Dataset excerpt

====================

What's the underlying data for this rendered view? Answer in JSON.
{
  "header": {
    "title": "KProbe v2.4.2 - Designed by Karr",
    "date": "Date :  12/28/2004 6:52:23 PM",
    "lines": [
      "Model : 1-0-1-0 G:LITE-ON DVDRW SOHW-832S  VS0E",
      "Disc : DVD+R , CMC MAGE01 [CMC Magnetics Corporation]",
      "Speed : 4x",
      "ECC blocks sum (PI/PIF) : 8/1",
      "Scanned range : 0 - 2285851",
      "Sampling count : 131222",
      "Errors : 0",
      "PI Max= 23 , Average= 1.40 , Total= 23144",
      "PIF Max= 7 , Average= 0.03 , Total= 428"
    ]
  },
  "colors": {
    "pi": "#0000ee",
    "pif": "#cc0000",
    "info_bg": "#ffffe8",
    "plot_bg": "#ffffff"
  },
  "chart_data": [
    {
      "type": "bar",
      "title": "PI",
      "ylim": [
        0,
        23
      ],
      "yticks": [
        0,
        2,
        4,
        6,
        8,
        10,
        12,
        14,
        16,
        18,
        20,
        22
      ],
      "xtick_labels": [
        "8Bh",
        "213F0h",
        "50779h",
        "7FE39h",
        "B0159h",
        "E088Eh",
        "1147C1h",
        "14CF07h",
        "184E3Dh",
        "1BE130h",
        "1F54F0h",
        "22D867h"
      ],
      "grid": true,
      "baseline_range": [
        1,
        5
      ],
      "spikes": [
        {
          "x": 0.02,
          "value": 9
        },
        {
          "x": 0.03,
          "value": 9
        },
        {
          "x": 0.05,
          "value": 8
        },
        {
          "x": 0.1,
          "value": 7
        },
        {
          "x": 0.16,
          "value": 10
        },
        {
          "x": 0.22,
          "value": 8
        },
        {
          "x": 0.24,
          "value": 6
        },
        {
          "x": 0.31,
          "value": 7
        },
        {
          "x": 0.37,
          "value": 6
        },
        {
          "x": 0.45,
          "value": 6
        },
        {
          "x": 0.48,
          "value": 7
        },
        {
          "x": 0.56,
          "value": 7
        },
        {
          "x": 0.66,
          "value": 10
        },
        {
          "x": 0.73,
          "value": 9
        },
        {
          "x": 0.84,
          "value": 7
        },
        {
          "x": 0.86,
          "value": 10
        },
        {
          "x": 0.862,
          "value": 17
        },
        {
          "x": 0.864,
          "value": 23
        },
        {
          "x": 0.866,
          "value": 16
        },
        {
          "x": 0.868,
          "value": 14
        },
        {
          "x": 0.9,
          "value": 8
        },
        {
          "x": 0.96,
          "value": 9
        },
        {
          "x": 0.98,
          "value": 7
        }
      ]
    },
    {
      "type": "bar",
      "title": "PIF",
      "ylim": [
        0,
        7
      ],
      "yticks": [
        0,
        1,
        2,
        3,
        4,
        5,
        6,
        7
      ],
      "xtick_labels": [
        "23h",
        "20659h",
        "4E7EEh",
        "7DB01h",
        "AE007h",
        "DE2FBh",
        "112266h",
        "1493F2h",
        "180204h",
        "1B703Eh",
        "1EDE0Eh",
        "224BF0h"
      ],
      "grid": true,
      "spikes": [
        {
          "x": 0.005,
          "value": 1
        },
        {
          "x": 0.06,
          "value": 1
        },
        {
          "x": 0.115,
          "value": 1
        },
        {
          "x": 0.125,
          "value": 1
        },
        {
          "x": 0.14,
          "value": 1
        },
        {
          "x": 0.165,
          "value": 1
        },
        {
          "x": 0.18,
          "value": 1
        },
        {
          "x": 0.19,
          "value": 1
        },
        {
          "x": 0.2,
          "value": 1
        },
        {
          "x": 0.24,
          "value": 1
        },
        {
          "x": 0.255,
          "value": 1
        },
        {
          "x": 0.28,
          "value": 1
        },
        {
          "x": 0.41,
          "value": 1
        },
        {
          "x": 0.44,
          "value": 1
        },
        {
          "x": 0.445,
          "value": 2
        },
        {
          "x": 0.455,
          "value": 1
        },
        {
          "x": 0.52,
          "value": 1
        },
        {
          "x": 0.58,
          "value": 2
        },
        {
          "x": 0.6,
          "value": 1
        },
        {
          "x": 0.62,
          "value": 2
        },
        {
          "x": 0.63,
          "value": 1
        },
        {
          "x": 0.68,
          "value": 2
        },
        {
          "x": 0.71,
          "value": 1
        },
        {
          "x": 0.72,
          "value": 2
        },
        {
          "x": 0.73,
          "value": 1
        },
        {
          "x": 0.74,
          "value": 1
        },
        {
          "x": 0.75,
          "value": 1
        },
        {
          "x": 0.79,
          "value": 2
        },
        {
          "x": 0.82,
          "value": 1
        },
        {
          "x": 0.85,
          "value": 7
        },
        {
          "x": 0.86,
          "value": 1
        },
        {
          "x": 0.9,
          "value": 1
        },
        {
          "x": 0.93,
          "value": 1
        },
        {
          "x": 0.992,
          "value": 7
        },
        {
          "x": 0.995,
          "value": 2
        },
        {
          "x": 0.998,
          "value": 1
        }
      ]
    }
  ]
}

====================

--- TASK BRIEF ---
Check each line above for the word "Average", and copy the lines where it appears.

--- SOLVED PROBLEM ---
      "PI Max= 23 , Average= 1.40 , Total= 23144",
      "PIF Max= 7 , Average= 0.03 , Total= 428"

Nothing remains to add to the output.